WHAT IS ASKED: The entries below contain pictures. Retype everything except those pictures, exactly as given.

Collected data
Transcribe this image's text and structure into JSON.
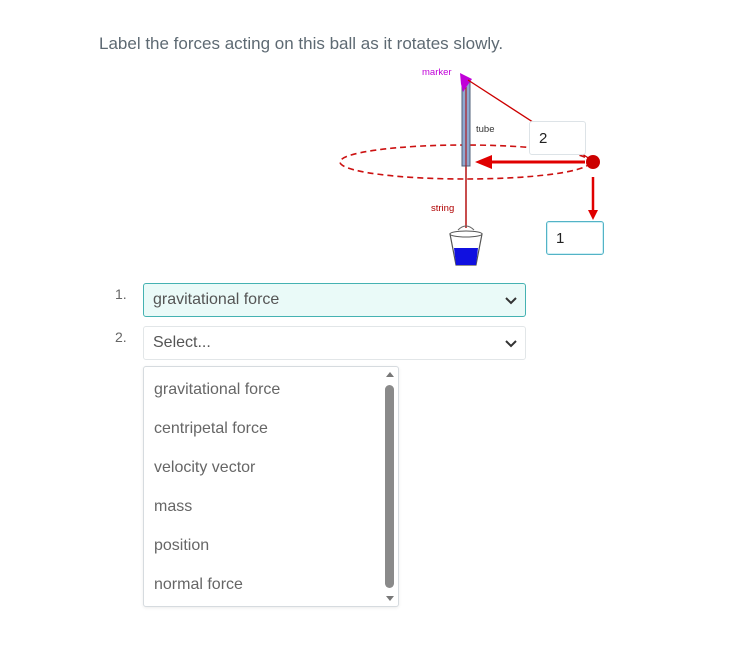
{
  "question": "Label the forces acting on this ball as it rotates slowly.",
  "figure": {
    "marker_label": "marker",
    "tube_label": "tube",
    "string_label": "string",
    "label_box_2": "2",
    "label_box_1": "1",
    "colors": {
      "arrow": "#e00000",
      "ball": "#cc0000",
      "orbit": "#cc1111",
      "marker": "#c000d8",
      "bucket_water": "#1010e0",
      "tube": "#8fa9d0"
    }
  },
  "answers": [
    {
      "number": "1.",
      "value": "gravitational force"
    },
    {
      "number": "2.",
      "value": "Select..."
    }
  ],
  "dropdown": {
    "options": [
      "gravitational force",
      "centripetal force",
      "velocity vector",
      "mass",
      "position",
      "normal force"
    ]
  }
}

ANSWER BELOW:
Transcribe this image's text and structure into JSON.
{
  "question": "Label the forces acting on this ball as it rotates slowly.",
  "figure": {
    "marker_label": "marker",
    "tube_label": "tube",
    "string_label": "string",
    "label_box_2": "2",
    "label_box_1": "1",
    "colors": {
      "arrow": "#e00000",
      "ball": "#cc0000",
      "orbit": "#cc1111",
      "marker": "#c000d8",
      "bucket_water": "#1010e0",
      "tube": "#8fa9d0"
    }
  },
  "answers": [
    {
      "number": "1.",
      "value": "gravitational force"
    },
    {
      "number": "2.",
      "value": "Select..."
    }
  ],
  "dropdown": {
    "options": [
      "gravitational force",
      "centripetal force",
      "velocity vector",
      "mass",
      "position",
      "normal force"
    ]
  }
}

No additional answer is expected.